### Description of the task
Beginning at the line with "What text is on this page?", output each line to the end of the listing below exactly, please.

::::::::::

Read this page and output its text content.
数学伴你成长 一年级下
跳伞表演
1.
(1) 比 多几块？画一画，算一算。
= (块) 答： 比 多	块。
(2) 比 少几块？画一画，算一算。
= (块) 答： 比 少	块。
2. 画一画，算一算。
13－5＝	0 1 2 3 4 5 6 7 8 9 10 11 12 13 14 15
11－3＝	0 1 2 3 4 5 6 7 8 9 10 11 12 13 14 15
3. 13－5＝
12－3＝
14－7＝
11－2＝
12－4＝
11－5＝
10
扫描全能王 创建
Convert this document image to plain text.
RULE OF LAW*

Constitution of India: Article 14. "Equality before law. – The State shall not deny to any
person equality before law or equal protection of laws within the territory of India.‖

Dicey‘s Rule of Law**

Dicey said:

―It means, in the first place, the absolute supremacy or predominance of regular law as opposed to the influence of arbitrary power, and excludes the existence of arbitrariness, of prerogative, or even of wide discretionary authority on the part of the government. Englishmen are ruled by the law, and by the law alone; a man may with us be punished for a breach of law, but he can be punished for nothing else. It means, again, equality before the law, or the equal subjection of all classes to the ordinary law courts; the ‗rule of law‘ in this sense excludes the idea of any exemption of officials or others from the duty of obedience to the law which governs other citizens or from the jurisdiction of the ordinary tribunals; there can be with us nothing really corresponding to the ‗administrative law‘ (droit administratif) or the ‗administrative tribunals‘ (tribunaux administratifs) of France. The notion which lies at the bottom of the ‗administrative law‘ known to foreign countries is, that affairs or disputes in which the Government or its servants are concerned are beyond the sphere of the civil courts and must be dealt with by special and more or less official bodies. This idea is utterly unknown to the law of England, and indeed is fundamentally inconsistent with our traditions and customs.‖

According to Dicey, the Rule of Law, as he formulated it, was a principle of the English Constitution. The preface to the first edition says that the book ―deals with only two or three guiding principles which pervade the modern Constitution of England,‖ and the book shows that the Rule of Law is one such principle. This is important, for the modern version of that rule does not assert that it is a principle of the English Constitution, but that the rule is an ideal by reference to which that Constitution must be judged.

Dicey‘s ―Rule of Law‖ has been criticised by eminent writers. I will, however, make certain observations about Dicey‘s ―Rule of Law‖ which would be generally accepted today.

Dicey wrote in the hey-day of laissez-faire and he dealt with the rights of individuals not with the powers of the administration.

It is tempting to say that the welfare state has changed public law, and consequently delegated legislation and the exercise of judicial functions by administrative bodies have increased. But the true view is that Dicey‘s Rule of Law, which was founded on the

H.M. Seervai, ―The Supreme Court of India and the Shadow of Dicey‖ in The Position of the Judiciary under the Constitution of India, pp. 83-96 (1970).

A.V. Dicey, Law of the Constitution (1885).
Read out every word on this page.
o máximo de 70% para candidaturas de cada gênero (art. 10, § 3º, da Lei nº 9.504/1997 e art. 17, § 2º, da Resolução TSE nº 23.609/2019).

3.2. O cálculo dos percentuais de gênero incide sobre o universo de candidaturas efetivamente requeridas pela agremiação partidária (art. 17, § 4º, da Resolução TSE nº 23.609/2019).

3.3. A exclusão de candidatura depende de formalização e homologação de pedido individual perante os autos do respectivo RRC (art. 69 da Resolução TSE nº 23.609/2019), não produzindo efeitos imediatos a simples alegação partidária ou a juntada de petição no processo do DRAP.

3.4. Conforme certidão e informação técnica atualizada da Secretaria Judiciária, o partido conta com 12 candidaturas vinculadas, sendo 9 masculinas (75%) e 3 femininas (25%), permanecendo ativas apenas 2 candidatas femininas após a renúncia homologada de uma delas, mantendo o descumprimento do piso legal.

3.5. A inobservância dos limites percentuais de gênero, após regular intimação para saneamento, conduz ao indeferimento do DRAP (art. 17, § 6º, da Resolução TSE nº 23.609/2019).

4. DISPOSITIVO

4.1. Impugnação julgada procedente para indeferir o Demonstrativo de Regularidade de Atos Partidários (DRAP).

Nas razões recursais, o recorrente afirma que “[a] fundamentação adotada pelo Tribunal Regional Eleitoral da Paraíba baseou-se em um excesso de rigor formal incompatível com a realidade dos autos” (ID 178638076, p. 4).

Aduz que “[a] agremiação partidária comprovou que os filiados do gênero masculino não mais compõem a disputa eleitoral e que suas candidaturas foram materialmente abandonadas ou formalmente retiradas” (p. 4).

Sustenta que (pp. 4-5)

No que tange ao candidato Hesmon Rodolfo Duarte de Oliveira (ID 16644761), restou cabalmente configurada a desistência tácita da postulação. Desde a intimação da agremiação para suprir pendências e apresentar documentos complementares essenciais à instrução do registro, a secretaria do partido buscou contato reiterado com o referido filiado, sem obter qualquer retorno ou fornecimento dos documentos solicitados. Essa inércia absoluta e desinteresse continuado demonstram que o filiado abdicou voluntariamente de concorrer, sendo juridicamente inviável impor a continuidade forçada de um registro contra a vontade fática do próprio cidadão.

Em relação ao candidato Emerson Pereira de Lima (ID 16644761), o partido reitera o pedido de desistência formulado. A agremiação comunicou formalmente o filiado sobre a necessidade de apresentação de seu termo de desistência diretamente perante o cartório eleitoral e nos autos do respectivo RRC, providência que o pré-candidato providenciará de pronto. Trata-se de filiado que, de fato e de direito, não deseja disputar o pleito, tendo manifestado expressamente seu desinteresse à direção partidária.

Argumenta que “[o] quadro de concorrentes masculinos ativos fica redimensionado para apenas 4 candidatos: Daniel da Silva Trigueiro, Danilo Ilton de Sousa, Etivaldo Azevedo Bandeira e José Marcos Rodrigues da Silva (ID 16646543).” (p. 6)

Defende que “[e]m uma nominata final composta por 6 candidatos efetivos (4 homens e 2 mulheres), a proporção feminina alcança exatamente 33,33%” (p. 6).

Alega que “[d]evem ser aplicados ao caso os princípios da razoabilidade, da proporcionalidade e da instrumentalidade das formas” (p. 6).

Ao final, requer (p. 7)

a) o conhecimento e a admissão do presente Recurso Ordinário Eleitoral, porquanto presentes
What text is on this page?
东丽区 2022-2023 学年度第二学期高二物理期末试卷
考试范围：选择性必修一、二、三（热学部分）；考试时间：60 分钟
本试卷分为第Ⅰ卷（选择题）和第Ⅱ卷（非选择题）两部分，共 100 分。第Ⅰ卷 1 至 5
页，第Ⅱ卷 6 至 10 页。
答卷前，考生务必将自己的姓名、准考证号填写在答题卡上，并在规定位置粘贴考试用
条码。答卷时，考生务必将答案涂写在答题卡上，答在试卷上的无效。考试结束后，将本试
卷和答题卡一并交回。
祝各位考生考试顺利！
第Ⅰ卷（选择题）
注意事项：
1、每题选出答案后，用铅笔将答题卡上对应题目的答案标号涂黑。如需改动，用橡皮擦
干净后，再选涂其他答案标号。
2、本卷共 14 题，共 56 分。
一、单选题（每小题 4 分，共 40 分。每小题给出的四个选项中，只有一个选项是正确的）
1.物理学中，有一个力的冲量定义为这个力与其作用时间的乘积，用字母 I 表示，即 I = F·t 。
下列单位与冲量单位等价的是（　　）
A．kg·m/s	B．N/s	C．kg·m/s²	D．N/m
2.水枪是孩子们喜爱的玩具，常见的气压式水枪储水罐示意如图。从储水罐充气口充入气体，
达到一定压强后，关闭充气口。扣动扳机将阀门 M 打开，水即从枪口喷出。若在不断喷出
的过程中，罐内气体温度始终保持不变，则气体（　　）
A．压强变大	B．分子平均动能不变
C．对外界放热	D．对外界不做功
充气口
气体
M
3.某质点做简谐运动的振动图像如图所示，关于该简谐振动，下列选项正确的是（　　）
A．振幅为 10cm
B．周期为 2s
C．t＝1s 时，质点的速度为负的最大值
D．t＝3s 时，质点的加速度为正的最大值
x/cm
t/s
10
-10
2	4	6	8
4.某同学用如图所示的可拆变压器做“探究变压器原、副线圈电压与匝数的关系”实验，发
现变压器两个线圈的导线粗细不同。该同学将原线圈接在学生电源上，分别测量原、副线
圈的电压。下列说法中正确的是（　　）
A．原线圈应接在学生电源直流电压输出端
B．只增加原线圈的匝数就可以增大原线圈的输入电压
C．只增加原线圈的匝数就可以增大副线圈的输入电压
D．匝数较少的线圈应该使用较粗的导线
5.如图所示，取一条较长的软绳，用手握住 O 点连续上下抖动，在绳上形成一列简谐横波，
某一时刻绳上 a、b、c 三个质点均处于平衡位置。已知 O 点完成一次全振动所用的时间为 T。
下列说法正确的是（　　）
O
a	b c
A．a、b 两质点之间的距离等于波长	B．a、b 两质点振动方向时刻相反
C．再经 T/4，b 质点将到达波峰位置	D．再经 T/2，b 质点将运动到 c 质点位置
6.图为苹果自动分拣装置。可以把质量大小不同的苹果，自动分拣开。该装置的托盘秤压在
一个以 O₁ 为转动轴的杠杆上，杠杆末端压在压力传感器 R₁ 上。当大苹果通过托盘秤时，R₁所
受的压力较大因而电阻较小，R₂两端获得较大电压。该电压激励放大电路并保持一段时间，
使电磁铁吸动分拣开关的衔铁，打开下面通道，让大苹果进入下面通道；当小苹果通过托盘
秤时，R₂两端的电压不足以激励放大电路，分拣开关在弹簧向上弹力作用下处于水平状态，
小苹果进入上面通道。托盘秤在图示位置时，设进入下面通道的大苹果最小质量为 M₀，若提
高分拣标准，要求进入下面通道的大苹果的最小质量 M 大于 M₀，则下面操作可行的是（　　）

::::::::::

### Expected output
What text is on this page?
东丽区 2022-2023 学年度第二学期高二物理期末试卷
考试范围：选择性必修一、二、三（热学部分）；考试时间：60 分钟
本试卷分为第Ⅰ卷（选择题）和第Ⅱ卷（非选择题）两部分，共 100 分。第Ⅰ卷 1 至 5
页，第Ⅱ卷 6 至 10 页。
答卷前，考生务必将自己的姓名、准考证号填写在答题卡上，并在规定位置粘贴考试用
条码。答卷时，考生务必将答案涂写在答题卡上，答在试卷上的无效。考试结束后，将本试
卷和答题卡一并交回。
祝各位考生考试顺利！
第Ⅰ卷（选择题）
注意事项：
1、每题选出答案后，用铅笔将答题卡上对应题目的答案标号涂黑。如需改动，用橡皮擦
干净后，再选涂其他答案标号。
2、本卷共 14 题，共 56 分。
一、单选题（每小题 4 分，共 40 分。每小题给出的四个选项中，只有一个选项是正确的）
1.物理学中，有一个力的冲量定义为这个力与其作用时间的乘积，用字母 I 表示，即 I = F·t 。
下列单位与冲量单位等价的是（　　）
A．kg·m/s	B．N/s	C．kg·m/s²	D．N/m
2.水枪是孩子们喜爱的玩具，常见的气压式水枪储水罐示意如图。从储水罐充气口充入气体，
达到一定压强后，关闭充气口。扣动扳机将阀门 M 打开，水即从枪口喷出。若在不断喷出
的过程中，罐内气体温度始终保持不变，则气体（　　）
A．压强变大	B．分子平均动能不变
C．对外界放热	D．对外界不做功
充气口
气体
M
3.某质点做简谐运动的振动图像如图所示，关于该简谐振动，下列选项正确的是（　　）
A．振幅为 10cm
B．周期为 2s
C．t＝1s 时，质点的速度为负的最大值
D．t＝3s 时，质点的加速度为正的最大值
x/cm
t/s
10
-10
2	4	6	8
4.某同学用如图所示的可拆变压器做“探究变压器原、副线圈电压与匝数的关系”实验，发
现变压器两个线圈的导线粗细不同。该同学将原线圈接在学生电源上，分别测量原、副线
圈的电压。下列说法中正确的是（　　）
A．原线圈应接在学生电源直流电压输出端
B．只增加原线圈的匝数就可以增大原线圈的输入电压
C．只增加原线圈的匝数就可以增大副线圈的输入电压
D．匝数较少的线圈应该使用较粗的导线
5.如图所示，取一条较长的软绳，用手握住 O 点连续上下抖动，在绳上形成一列简谐横波，
某一时刻绳上 a、b、c 三个质点均处于平衡位置。已知 O 点完成一次全振动所用的时间为 T。
下列说法正确的是（　　）
O
a	b c
A．a、b 两质点之间的距离等于波长	B．a、b 两质点振动方向时刻相反
C．再经 T/4，b 质点将到达波峰位置	D．再经 T/2，b 质点将运动到 c 质点位置
6.图为苹果自动分拣装置。可以把质量大小不同的苹果，自动分拣开。该装置的托盘秤压在
一个以 O₁ 为转动轴的杠杆上，杠杆末端压在压力传感器 R₁ 上。当大苹果通过托盘秤时，R₁所
受的压力较大因而电阻较小，R₂两端获得较大电压。该电压激励放大电路并保持一段时间，
使电磁铁吸动分拣开关的衔铁，打开下面通道，让大苹果进入下面通道；当小苹果通过托盘
秤时，R₂两端的电压不足以激励放大电路，分拣开关在弹簧向上弹力作用下处于水平状态，
小苹果进入上面通道。托盘秤在图示位置时，设进入下面通道的大苹果最小质量为 M₀，若提
高分拣标准，要求进入下面通道的大苹果的最小质量 M 大于 M₀，则下面操作可行的是（　　）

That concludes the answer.